**AIM OF THE EXERCISE**
State the number of lines below in which the word "kcal" appears. Nothing else belongs in the answer.

(Transcript entries for document pages)
..........
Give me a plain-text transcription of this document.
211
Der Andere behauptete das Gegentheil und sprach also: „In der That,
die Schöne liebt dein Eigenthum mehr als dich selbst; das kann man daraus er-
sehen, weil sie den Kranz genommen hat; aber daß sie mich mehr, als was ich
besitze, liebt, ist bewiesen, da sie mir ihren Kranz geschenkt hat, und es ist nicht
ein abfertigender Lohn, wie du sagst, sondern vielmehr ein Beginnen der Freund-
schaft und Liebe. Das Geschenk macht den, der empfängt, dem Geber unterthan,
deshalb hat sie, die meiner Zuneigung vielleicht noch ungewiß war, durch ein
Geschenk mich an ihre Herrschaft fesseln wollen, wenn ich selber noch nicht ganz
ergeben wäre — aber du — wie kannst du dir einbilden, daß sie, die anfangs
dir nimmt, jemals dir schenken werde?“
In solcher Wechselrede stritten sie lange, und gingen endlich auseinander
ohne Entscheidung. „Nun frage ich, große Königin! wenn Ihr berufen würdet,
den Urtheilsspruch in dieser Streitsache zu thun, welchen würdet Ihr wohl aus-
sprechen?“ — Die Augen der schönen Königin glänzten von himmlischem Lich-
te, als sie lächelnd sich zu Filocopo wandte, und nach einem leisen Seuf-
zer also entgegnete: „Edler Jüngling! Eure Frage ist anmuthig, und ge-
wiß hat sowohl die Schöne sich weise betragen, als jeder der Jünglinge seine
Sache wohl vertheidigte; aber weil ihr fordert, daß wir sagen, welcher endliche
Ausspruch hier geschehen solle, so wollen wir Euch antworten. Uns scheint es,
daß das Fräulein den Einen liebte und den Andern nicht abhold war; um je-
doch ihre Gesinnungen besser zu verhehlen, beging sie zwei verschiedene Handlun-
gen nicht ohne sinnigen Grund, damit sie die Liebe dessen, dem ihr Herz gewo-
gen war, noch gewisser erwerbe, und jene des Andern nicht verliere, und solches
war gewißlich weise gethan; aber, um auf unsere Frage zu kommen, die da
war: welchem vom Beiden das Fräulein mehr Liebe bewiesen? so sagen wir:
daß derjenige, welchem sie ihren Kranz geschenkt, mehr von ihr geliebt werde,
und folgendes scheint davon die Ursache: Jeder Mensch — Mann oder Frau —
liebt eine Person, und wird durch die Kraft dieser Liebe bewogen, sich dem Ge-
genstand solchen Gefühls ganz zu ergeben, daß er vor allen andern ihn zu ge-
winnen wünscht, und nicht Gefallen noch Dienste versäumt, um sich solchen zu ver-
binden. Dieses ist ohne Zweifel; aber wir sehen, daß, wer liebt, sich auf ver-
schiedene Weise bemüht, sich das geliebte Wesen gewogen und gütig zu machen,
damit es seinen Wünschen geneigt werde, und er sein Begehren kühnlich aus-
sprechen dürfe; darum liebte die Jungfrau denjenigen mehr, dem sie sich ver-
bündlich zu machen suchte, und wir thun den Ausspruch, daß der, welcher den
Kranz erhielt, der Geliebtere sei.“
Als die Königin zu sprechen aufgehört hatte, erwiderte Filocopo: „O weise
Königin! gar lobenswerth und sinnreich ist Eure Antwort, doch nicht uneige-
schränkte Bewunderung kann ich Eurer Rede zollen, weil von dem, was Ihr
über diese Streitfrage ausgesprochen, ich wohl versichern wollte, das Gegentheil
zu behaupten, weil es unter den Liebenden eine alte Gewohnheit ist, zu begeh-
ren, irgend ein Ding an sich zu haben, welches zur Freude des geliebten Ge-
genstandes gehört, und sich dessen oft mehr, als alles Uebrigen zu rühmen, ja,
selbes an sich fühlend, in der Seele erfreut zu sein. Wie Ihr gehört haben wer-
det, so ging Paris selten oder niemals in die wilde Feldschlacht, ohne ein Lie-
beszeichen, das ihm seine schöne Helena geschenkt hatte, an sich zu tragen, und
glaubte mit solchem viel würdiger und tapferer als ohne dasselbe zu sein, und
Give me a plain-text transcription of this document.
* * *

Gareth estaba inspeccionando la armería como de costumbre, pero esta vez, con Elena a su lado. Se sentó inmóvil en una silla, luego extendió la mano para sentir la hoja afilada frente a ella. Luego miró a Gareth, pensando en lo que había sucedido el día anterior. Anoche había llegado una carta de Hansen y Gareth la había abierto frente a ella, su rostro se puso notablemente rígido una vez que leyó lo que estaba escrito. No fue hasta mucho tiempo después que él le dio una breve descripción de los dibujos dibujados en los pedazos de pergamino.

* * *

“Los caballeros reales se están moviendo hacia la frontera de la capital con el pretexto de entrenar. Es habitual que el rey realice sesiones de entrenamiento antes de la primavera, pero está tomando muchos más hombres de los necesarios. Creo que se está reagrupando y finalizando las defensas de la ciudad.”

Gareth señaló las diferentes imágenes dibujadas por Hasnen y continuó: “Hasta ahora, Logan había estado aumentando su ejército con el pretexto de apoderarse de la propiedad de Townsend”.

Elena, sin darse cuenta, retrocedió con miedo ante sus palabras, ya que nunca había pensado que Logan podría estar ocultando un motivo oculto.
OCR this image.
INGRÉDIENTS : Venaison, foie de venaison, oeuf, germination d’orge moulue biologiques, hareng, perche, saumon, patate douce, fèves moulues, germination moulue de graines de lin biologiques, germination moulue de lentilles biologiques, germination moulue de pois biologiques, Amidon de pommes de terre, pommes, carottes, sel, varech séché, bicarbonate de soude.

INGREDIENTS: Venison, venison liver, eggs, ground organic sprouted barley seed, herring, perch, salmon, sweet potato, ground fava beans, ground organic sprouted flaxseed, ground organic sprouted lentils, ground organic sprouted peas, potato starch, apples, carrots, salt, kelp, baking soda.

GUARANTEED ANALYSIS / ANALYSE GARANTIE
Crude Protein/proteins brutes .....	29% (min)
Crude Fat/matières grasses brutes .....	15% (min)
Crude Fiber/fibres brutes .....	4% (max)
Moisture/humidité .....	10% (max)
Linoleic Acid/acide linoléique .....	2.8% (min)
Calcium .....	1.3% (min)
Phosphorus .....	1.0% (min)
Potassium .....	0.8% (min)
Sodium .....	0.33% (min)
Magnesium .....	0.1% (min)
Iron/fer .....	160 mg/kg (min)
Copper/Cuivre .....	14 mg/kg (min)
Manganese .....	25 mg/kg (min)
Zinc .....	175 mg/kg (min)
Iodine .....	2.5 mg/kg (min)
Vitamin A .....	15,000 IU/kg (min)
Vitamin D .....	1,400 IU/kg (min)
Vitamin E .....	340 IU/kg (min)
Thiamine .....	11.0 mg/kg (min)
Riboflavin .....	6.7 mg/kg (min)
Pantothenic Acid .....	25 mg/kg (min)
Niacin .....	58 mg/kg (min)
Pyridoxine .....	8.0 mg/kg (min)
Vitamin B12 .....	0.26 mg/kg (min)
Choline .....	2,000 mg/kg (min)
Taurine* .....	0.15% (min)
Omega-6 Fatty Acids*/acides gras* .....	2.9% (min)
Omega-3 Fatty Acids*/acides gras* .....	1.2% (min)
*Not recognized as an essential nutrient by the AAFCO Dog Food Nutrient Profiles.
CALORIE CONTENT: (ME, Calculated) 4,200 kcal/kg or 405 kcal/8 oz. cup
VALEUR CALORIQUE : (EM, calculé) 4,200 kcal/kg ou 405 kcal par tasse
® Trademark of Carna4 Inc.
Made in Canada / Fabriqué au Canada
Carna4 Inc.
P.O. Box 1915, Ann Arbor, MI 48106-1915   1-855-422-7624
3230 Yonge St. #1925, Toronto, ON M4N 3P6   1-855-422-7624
..........
**RESPONSE TO THIS TASK**
2